→ GIVEN REQUEST: Search the material below for the word "paquetes" and copy every line in which it occurs.

Records from a collection:
----

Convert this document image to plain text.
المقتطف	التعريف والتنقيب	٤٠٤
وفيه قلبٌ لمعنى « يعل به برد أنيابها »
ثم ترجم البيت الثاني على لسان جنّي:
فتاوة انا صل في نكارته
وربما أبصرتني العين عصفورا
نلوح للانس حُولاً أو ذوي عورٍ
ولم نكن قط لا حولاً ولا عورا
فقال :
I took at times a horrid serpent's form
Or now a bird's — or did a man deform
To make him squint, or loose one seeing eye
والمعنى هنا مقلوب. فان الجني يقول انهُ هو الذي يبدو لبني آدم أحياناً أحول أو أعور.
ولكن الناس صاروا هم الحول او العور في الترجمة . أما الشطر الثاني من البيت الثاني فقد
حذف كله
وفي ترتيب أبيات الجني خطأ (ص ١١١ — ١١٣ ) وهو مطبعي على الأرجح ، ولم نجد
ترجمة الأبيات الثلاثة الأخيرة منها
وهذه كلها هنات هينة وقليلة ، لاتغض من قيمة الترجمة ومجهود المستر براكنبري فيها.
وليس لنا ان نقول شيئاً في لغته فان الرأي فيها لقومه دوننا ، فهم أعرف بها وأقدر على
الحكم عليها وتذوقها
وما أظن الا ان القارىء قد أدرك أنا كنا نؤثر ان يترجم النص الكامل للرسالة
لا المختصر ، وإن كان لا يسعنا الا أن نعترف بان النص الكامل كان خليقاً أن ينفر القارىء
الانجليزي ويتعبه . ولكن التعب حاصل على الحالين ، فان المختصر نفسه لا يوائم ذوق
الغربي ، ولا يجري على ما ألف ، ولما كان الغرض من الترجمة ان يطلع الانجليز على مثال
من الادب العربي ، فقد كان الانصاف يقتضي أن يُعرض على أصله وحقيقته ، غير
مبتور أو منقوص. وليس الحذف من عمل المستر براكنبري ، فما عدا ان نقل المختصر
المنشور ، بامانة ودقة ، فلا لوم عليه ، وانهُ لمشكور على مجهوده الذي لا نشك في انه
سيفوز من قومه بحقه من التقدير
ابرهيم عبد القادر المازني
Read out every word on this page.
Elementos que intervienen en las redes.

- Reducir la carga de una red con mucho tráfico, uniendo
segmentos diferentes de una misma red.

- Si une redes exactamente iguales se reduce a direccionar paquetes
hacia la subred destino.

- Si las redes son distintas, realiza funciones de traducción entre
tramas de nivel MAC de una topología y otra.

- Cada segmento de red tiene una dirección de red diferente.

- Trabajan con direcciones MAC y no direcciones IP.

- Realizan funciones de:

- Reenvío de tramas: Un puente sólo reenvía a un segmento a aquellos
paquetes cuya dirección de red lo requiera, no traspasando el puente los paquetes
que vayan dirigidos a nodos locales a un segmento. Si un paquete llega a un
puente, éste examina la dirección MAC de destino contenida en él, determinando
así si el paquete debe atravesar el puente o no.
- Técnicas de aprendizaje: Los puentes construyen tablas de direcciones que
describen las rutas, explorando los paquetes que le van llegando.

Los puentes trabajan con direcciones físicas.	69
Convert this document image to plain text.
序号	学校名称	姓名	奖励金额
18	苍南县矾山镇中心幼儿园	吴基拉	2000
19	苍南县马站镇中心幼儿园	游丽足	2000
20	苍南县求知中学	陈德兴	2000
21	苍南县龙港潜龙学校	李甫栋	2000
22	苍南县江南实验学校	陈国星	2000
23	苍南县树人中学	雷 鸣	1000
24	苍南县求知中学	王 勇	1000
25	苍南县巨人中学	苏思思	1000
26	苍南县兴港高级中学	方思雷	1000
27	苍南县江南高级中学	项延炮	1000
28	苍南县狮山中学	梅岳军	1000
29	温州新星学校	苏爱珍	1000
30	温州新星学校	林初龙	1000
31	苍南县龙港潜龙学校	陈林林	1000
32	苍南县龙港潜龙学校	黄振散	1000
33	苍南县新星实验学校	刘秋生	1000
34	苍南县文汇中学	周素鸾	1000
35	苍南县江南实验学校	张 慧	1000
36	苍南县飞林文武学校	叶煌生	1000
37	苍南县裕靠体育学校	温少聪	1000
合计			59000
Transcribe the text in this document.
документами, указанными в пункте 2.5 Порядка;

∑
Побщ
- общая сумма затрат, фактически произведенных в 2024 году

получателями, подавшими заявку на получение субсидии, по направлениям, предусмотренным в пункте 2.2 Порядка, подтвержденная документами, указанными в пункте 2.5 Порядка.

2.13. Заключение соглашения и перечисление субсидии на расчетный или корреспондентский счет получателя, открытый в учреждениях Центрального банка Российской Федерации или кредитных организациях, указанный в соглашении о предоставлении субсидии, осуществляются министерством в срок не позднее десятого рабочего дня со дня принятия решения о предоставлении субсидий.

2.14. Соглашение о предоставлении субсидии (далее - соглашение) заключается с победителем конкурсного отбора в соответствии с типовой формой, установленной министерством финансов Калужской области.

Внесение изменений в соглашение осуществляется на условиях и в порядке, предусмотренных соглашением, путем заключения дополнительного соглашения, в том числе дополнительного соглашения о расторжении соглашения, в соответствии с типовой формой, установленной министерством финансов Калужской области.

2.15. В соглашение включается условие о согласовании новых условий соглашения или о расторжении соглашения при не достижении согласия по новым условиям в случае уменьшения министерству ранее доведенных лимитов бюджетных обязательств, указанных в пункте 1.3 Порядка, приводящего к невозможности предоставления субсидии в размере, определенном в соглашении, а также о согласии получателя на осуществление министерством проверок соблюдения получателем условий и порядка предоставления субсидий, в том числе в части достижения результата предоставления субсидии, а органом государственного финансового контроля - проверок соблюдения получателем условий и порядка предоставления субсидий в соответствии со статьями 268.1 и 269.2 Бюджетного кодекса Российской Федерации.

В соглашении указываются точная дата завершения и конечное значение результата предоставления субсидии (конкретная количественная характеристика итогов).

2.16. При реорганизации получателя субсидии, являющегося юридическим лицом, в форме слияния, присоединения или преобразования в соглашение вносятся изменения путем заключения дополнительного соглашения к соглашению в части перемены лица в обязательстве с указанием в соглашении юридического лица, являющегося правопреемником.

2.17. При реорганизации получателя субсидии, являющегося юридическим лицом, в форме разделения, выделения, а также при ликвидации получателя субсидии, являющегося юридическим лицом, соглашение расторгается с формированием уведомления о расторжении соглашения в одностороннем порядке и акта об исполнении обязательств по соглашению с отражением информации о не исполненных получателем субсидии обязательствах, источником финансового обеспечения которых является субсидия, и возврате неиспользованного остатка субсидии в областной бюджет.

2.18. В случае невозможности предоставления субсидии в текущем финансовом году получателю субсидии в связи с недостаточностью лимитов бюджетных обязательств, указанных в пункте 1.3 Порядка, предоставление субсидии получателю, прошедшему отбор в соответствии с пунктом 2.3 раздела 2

----

→ OUTPUT:
- Si une redes exactamente iguales se reduce a direccionar paquetes
paquetes cuya dirección de red lo requiera, no traspasando el puente los paquetes
describen las rutas, explorando los paquetes que le van llegando.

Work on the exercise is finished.